Task directions -
Look through the records that follow. Copy every line containing the word "egyéb".

Input -
════

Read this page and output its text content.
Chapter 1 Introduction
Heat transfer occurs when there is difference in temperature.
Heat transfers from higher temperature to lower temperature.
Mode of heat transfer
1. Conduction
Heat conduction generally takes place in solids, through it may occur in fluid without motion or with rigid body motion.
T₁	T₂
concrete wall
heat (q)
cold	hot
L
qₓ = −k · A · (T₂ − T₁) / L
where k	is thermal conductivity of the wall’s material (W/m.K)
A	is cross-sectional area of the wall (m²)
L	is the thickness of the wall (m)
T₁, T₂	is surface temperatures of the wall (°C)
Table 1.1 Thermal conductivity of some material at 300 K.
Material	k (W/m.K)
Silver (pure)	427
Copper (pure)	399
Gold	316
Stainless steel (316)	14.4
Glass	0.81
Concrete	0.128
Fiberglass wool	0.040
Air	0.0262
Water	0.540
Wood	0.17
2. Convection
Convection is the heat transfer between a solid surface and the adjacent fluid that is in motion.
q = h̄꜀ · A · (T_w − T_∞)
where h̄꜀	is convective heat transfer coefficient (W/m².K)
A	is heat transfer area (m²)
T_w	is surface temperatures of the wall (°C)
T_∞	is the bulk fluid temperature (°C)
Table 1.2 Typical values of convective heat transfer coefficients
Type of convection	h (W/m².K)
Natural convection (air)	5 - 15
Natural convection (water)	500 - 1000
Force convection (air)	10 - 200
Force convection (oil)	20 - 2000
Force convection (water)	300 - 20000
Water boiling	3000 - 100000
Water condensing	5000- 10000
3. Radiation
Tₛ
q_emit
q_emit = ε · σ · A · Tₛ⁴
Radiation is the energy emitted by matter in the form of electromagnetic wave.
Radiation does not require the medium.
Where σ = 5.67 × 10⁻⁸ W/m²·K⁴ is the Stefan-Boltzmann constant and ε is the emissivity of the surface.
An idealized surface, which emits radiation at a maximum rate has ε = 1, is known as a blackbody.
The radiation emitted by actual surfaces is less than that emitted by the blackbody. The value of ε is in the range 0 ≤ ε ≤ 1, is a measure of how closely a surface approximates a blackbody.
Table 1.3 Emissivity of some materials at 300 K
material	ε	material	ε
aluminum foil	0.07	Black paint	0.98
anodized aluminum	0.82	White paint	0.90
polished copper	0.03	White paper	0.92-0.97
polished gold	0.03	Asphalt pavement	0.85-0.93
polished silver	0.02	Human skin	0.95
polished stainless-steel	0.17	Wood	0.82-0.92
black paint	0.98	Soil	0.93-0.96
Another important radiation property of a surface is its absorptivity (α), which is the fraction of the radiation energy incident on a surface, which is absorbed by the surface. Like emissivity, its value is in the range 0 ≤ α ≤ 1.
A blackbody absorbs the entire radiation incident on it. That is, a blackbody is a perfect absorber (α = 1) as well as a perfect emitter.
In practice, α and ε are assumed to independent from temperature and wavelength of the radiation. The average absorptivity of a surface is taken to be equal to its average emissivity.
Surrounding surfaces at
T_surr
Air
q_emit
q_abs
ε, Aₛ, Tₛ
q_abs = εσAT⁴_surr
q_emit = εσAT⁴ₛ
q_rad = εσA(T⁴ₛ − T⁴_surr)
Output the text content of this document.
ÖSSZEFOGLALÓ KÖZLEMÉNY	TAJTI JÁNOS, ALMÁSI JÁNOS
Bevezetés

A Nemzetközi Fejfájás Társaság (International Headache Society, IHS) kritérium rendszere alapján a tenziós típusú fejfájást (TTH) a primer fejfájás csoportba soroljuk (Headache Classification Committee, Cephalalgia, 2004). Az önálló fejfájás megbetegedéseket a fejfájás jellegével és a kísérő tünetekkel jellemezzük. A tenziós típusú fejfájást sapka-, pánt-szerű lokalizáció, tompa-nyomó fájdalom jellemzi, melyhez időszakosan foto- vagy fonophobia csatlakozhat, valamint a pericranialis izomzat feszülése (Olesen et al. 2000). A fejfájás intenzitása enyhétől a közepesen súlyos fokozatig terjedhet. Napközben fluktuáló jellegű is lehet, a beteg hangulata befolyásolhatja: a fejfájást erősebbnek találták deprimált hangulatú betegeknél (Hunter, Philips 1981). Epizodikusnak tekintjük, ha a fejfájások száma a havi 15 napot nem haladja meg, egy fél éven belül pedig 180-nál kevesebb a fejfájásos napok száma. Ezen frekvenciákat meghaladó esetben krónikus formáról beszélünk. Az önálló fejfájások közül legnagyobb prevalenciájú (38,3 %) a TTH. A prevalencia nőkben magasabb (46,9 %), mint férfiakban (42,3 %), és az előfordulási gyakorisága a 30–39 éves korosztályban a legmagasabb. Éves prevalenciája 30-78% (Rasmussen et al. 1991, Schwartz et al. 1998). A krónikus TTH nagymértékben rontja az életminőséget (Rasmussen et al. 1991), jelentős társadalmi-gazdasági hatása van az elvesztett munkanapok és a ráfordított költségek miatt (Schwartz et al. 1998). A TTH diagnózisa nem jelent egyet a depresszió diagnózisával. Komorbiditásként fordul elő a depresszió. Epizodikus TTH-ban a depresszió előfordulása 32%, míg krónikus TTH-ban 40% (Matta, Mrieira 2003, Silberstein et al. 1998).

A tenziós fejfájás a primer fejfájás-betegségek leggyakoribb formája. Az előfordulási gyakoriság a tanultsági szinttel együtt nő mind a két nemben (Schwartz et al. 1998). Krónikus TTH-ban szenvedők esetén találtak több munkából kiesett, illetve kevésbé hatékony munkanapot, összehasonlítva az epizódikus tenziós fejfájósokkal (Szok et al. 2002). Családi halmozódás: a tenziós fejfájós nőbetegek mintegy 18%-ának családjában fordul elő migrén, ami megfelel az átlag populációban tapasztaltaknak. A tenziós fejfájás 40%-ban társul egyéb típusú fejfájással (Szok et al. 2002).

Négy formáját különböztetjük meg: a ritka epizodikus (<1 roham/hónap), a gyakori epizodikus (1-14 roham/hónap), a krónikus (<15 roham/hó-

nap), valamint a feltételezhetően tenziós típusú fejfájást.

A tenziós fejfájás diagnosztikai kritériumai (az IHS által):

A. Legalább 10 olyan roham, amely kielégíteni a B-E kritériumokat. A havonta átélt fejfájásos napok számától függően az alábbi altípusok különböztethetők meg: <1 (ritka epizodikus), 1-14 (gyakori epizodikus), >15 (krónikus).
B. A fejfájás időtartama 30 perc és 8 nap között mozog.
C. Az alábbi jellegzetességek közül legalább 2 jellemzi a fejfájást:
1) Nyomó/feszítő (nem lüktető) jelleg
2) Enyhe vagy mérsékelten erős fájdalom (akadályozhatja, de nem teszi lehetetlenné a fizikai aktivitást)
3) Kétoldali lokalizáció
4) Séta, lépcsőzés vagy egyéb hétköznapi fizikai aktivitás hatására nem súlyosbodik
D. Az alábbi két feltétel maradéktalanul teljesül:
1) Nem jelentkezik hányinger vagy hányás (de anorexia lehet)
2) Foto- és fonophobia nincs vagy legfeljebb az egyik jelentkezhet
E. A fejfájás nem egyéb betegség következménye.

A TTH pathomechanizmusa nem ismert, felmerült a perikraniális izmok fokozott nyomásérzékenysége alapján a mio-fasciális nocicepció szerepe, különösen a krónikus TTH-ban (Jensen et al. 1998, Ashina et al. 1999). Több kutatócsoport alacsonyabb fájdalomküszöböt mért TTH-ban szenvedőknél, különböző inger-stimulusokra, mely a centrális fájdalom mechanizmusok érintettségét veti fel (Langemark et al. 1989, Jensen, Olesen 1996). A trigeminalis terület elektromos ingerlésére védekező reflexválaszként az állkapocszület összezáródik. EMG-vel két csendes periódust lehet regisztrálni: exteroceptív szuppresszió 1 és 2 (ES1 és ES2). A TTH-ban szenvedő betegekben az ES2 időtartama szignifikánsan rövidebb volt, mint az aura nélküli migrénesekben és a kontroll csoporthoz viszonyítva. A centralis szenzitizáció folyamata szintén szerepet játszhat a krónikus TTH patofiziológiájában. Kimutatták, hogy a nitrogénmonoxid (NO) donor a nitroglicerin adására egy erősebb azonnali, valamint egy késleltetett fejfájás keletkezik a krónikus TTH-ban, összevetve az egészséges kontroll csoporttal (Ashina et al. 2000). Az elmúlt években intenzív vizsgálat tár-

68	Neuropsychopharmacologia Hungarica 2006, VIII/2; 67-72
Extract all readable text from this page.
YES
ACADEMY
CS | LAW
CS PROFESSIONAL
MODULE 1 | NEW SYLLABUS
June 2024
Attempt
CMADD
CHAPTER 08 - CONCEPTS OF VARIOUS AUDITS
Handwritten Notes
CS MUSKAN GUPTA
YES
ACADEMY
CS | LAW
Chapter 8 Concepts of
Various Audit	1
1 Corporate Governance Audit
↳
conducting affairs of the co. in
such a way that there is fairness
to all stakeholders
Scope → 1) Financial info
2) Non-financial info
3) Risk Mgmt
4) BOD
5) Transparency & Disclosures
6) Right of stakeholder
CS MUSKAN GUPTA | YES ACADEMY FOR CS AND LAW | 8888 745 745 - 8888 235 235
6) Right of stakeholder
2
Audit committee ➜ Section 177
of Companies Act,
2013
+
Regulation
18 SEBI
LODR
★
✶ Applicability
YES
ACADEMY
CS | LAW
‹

════

Answer to this exercise -
A tenziós fejfájás a primer fejfájás-betegségek leggyakoribb formája. Az előfordulási gyakoriság a tanultsági szinttel együtt nő mind a két nemben (Schwartz et al. 1998). Krónikus TTH-ban szenvedők esetén találtak több munkából kiesett, illetve kevésbé hatékony munkanapot, összehasonlítva az epizódikus tenziós fejfájósokkal (Szok et al. 2002). Családi halmozódás: a tenziós fejfájós nőbetegek mintegy 18%-ának családjában fordul elő migrén, ami megfelel az átlag populációban tapasztaltaknak. A tenziós fejfájás 40%-ban társul egyéb típusú fejfájással (Szok et al. 2002).
4) Séta, lépcsőzés vagy egyéb hétköznapi fizikai aktivitás hatására nem súlyosbodik
E. A fejfájás nem egyéb betegség következménye.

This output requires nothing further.